Items from a dataset:
--
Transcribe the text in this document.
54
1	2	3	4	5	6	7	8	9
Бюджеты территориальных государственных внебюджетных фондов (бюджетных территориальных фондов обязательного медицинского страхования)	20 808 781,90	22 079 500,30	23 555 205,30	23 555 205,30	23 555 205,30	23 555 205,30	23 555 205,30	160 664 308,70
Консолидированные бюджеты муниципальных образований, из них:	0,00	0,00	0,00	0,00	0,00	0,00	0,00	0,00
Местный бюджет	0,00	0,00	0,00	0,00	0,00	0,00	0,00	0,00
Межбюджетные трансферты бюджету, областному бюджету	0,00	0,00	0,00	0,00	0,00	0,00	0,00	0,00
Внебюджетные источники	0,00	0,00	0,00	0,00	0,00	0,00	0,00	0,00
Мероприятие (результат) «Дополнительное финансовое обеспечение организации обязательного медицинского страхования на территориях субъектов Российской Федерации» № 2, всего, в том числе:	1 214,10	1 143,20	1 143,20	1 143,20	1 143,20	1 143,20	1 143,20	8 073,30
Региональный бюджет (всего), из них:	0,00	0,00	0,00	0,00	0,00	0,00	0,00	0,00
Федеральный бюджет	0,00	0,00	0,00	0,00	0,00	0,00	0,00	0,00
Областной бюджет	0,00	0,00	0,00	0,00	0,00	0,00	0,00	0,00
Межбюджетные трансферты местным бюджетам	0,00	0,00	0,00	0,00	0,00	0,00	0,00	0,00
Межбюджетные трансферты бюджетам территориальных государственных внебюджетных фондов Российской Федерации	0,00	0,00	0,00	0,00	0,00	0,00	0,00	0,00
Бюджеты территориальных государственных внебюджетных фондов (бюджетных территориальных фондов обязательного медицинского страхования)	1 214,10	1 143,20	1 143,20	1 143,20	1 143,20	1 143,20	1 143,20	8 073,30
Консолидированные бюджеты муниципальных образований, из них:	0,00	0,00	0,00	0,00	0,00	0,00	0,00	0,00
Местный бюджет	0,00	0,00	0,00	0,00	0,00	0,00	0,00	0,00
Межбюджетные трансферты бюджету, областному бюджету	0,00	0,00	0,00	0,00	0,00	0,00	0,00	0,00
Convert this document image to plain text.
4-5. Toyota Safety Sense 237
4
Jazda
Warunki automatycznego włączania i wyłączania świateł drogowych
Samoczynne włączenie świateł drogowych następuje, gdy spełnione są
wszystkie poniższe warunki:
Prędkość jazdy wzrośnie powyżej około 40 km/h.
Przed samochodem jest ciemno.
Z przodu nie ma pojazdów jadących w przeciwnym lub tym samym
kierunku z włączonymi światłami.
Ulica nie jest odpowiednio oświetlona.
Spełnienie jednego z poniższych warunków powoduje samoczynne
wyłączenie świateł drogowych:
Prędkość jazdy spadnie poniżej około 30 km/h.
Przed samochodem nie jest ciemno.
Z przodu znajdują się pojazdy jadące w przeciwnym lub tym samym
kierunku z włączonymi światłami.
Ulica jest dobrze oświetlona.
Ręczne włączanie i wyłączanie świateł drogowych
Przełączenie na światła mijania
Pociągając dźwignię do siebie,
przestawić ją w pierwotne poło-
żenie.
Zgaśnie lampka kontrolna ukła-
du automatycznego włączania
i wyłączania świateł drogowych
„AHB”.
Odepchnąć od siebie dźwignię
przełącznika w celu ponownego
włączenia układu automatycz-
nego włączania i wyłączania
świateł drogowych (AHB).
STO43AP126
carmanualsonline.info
--
Copy each record from above without leaving any out.

### ANSWER TO THIS PROBLEM:
Transcribe the text in this document.
54
1	2	3	4	5	6	7	8	9
Бюджеты территориальных государственных внебюджетных фондов (бюджетных территориальных фондов обязательного медицинского страхования)	20 808 781,90	22 079 500,30	23 555 205,30	23 555 205,30	23 555 205,30	23 555 205,30	23 555 205,30	160 664 308,70
Консолидированные бюджеты муниципальных образований, из них:	0,00	0,00	0,00	0,00	0,00	0,00	0,00	0,00
Местный бюджет	0,00	0,00	0,00	0,00	0,00	0,00	0,00	0,00
Межбюджетные трансферты бюджету, областному бюджету	0,00	0,00	0,00	0,00	0,00	0,00	0,00	0,00
Внебюджетные источники	0,00	0,00	0,00	0,00	0,00	0,00	0,00	0,00
Мероприятие (результат) «Дополнительное финансовое обеспечение организации обязательного медицинского страхования на территориях субъектов Российской Федерации» № 2, всего, в том числе:	1 214,10	1 143,20	1 143,20	1 143,20	1 143,20	1 143,20	1 143,20	8 073,30
Региональный бюджет (всего), из них:	0,00	0,00	0,00	0,00	0,00	0,00	0,00	0,00
Федеральный бюджет	0,00	0,00	0,00	0,00	0,00	0,00	0,00	0,00
Областной бюджет	0,00	0,00	0,00	0,00	0,00	0,00	0,00	0,00
Межбюджетные трансферты местным бюджетам	0,00	0,00	0,00	0,00	0,00	0,00	0,00	0,00
Межбюджетные трансферты бюджетам территориальных государственных внебюджетных фондов Российской Федерации	0,00	0,00	0,00	0,00	0,00	0,00	0,00	0,00
Бюджеты территориальных государственных внебюджетных фондов (бюджетных территориальных фондов обязательного медицинского страхования)	1 214,10	1 143,20	1 143,20	1 143,20	1 143,20	1 143,20	1 143,20	8 073,30
Консолидированные бюджеты муниципальных образований, из них:	0,00	0,00	0,00	0,00	0,00	0,00	0,00	0,00
Местный бюджет	0,00	0,00	0,00	0,00	0,00	0,00	0,00	0,00
Межбюджетные трансферты бюджету, областному бюджету	0,00	0,00	0,00	0,00	0,00	0,00	0,00	0,00
Convert this document image to plain text.
4-5. Toyota Safety Sense 237
4
Jazda
Warunki automatycznego włączania i wyłączania świateł drogowych
Samoczynne włączenie świateł drogowych następuje, gdy spełnione są
wszystkie poniższe warunki:
Prędkość jazdy wzrośnie powyżej około 40 km/h.
Przed samochodem jest ciemno.
Z przodu nie ma pojazdów jadących w przeciwnym lub tym samym
kierunku z włączonymi światłami.
Ulica nie jest odpowiednio oświetlona.
Spełnienie jednego z poniższych warunków powoduje samoczynne
wyłączenie świateł drogowych:
Prędkość jazdy spadnie poniżej około 30 km/h.
Przed samochodem nie jest ciemno.
Z przodu znajdują się pojazdy jadące w przeciwnym lub tym samym
kierunku z włączonymi światłami.
Ulica jest dobrze oświetlona.
Ręczne włączanie i wyłączanie świateł drogowych
Przełączenie na światła mijania
Pociągając dźwignię do siebie,
przestawić ją w pierwotne poło-
żenie.
Zgaśnie lampka kontrolna ukła-
du automatycznego włączania
i wyłączania świateł drogowych
„AHB”.
Odepchnąć od siebie dźwignię
przełącznika w celu ponownego
włączenia układu automatycz-
nego włączania i wyłączania
świateł drogowych (AHB).
STO43AP126
carmanualsonline.info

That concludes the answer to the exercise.